**SUPPLIED MATERIAL**
────────────────
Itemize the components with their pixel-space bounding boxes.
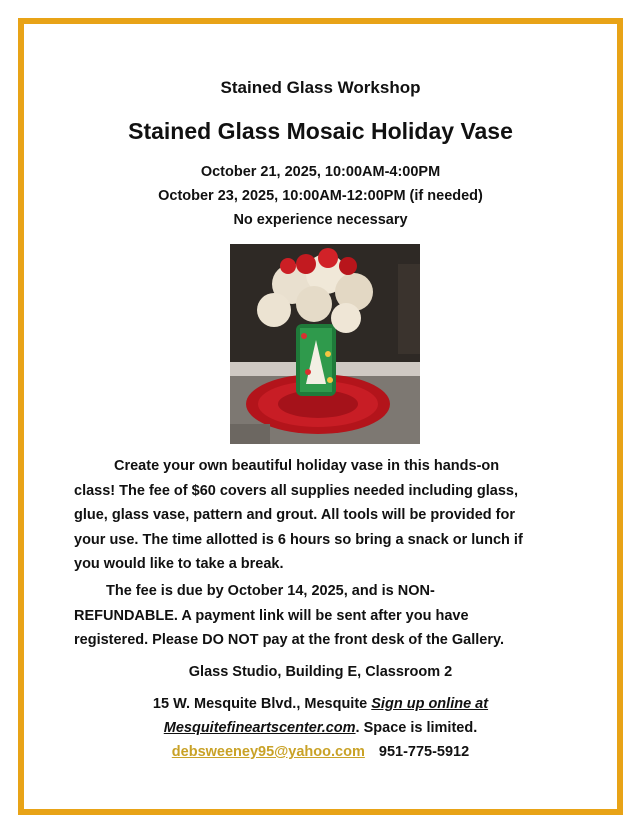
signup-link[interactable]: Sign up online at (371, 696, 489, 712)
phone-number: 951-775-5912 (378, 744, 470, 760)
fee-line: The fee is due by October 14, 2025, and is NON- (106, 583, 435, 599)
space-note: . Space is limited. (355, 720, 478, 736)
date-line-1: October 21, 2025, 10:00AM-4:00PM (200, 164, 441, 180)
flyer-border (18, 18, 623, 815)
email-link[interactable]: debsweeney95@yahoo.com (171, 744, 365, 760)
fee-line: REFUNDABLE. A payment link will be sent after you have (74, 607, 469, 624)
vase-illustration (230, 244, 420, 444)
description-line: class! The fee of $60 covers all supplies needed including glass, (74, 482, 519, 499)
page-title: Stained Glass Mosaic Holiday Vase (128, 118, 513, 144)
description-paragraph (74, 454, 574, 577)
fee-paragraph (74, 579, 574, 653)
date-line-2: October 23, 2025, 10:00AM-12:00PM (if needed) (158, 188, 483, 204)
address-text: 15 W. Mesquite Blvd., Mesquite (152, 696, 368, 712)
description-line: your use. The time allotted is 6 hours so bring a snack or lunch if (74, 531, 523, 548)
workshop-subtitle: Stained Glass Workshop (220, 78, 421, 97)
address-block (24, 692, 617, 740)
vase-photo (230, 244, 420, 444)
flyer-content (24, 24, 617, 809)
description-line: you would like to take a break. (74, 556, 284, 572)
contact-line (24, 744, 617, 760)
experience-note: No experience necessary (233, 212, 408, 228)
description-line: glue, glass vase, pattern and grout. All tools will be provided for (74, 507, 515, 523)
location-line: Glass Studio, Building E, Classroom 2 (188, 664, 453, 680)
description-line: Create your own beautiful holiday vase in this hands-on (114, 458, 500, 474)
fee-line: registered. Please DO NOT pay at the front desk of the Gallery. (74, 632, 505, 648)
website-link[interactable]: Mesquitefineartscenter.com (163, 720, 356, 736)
────────────────
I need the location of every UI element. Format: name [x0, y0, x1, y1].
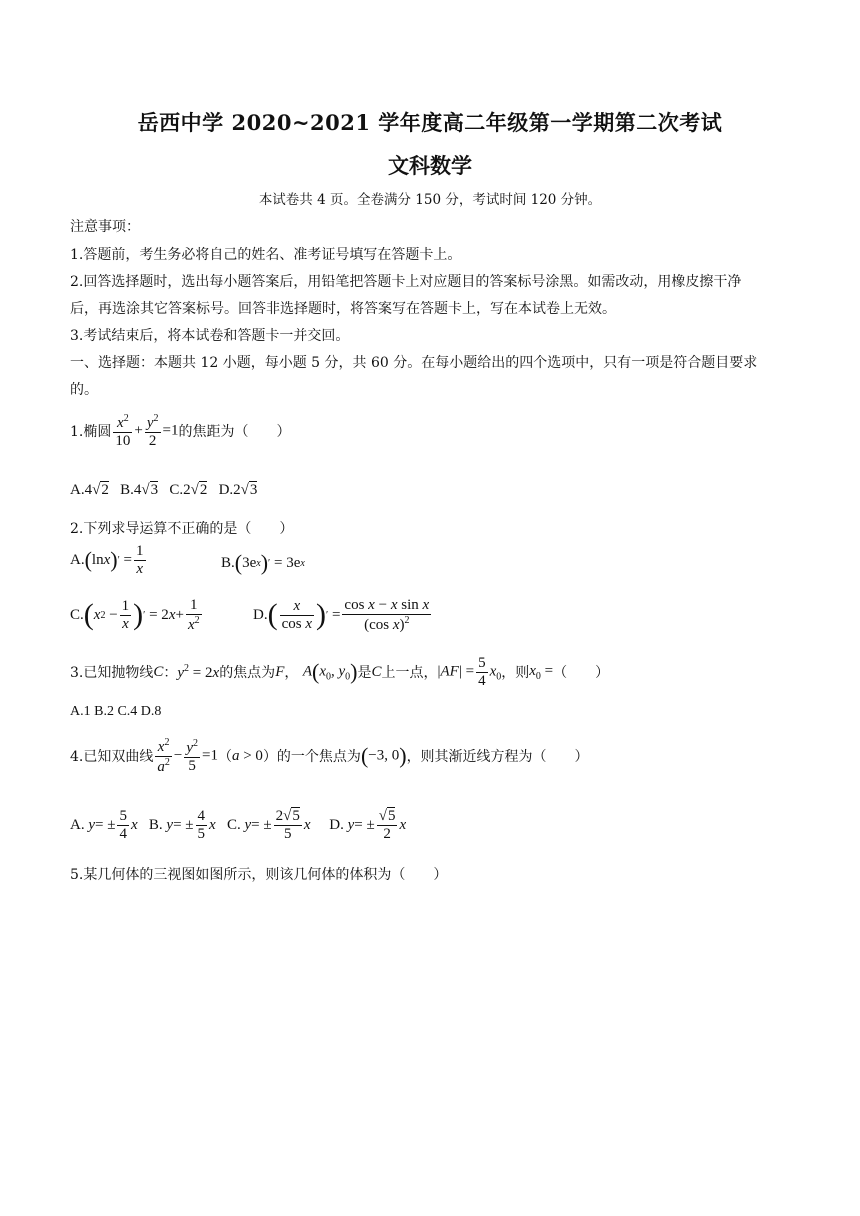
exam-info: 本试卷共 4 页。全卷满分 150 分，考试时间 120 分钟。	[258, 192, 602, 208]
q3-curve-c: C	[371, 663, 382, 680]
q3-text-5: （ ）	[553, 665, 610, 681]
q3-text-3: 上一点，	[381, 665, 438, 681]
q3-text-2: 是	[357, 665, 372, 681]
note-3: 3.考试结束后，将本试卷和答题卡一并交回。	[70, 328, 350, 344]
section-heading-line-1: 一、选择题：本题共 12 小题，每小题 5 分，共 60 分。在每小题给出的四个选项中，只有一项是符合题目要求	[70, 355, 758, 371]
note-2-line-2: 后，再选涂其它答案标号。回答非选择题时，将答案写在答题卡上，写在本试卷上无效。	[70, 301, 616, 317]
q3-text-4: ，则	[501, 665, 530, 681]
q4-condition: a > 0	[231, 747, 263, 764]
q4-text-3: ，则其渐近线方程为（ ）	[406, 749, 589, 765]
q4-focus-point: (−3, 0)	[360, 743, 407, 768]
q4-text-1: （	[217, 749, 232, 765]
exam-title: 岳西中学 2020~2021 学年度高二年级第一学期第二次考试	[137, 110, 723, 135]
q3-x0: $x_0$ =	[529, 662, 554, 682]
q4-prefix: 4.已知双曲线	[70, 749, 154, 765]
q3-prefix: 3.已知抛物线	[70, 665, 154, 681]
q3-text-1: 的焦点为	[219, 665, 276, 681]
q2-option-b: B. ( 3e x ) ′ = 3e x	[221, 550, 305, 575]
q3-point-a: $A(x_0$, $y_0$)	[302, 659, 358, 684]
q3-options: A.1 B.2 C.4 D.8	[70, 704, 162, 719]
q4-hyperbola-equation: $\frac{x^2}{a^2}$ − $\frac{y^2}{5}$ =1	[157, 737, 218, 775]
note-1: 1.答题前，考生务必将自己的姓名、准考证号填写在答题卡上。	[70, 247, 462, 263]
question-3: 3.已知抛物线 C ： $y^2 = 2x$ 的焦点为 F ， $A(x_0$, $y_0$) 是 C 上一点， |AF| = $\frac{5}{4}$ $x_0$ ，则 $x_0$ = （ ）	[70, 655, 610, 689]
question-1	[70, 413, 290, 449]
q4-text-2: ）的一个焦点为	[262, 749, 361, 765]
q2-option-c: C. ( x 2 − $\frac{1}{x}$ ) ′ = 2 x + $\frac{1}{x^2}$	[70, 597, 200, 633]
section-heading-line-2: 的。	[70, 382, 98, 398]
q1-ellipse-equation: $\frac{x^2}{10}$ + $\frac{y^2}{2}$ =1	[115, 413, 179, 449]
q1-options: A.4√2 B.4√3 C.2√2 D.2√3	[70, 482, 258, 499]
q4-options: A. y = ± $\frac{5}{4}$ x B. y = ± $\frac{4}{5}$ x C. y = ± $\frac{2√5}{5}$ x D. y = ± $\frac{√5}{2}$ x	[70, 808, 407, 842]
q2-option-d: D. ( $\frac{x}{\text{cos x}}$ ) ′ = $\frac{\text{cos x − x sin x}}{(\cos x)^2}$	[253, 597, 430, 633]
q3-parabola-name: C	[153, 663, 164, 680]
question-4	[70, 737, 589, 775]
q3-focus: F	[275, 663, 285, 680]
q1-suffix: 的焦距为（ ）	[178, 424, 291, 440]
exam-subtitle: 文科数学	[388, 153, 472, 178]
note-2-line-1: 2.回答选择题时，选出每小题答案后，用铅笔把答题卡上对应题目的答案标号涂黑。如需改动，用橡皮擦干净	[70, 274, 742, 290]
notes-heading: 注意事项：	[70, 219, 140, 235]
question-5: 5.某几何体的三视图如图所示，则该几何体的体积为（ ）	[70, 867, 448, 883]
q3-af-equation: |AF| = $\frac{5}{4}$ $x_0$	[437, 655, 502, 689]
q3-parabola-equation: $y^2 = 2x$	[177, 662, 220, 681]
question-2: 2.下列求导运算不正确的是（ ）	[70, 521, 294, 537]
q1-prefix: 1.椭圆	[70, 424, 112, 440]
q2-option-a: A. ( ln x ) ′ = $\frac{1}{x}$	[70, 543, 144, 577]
────────────────
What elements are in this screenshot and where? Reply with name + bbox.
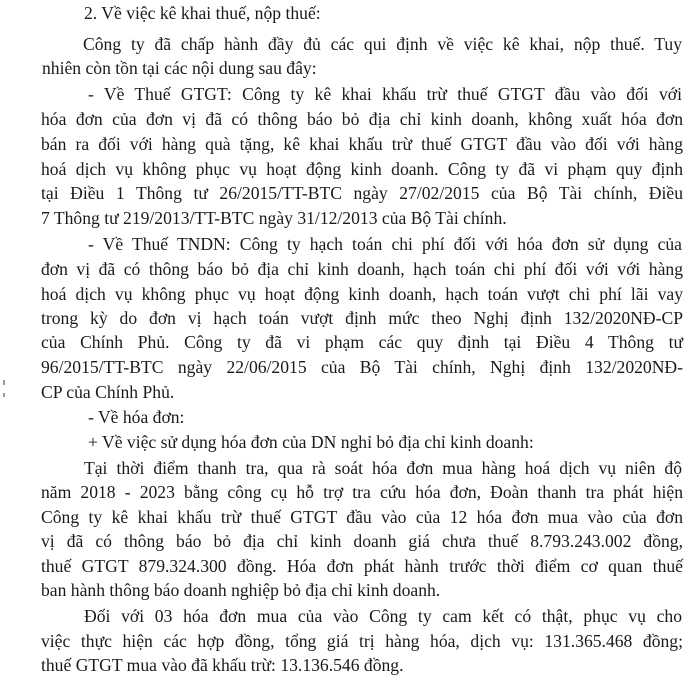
────────────────
**EXERCISE**
Put the lines from the one with "Itemize the components" up to and including the one with "720, 356, 736)" into a JSON list of strings, one string per line, skipping blank lines and leaving out the pictures.

**WRITTEN ANSWER**
[
  "Itemize the components with their pixel-space bounding boxes.",
  "signup-link[interactable]: Sign up online at (371, 696, 489, 712)",
  "phone-number: 951-775-5912 (378, 744, 470, 760)",
  "fee-line: The fee is due by October 14, 2025, and is NON- (106, 583, 435, 599)",
  "space-note: . Space is limited. (355, 720, 478, 736)",
  "date-line-1: October 21, 2025, 10:00AM-4:00PM (200, 164, 441, 180)",
  "flyer-border (18, 18, 623, 815)",
  "email-link[interactable]: debsweeney95@yahoo.com (171, 744, 365, 760)",
  "fee-line: REFUNDABLE. A payment link will be sent after you have (74, 607, 469, 624)",
  "vase-illustration (230, 244, 420, 444)",
  "description-line: class! The fee of $60 covers all supplies needed including glass, (74, 482, 519, 499)",
  "page-title: Stained Glass Mosaic Holiday Vase (128, 118, 513, 144)",
  "description-paragraph (74, 454, 574, 577)",
  "fee-paragraph (74, 579, 574, 653)",
  "date-line-2: October 23, 2025, 10:00AM-12:00PM (if needed) (158, 188, 483, 204)",
  "address-text: 15 W. Mesquite Blvd., Mesquite (152, 696, 368, 712)",
  "description-line: your use. The time allotted is 6 hours so bring a snack or lunch if (74, 531, 523, 548)",
  "workshop-subtitle: Stained Glass Workshop (220, 78, 421, 97)",
  "address-block (24, 692, 617, 740)",
  "vase-photo (230, 244, 420, 444)",
  "flyer-content (24, 24, 617, 809)",
  "description-line: you would like to take a break. (74, 556, 284, 572)",
  "contact-line (24, 744, 617, 760)",
  "experience-note: No experience necessary (233, 212, 408, 228)",
  "description-line: glue, glass vase, pattern and grout. All tools will be provided for (74, 507, 515, 523)",
  "location-line: Glass Studio, Building E, Classroom 2 (188, 664, 453, 680)",
  "description-line: Create your own beautiful holiday vase in this hands-on (114, 458, 500, 474)",
  "fee-line: registered. Please DO NOT pay at the front desk of the Gallery. (74, 632, 505, 648)",
  "website-link[interactable]: Mesquitefineartscenter.com (163, 720, 356, 736)"
]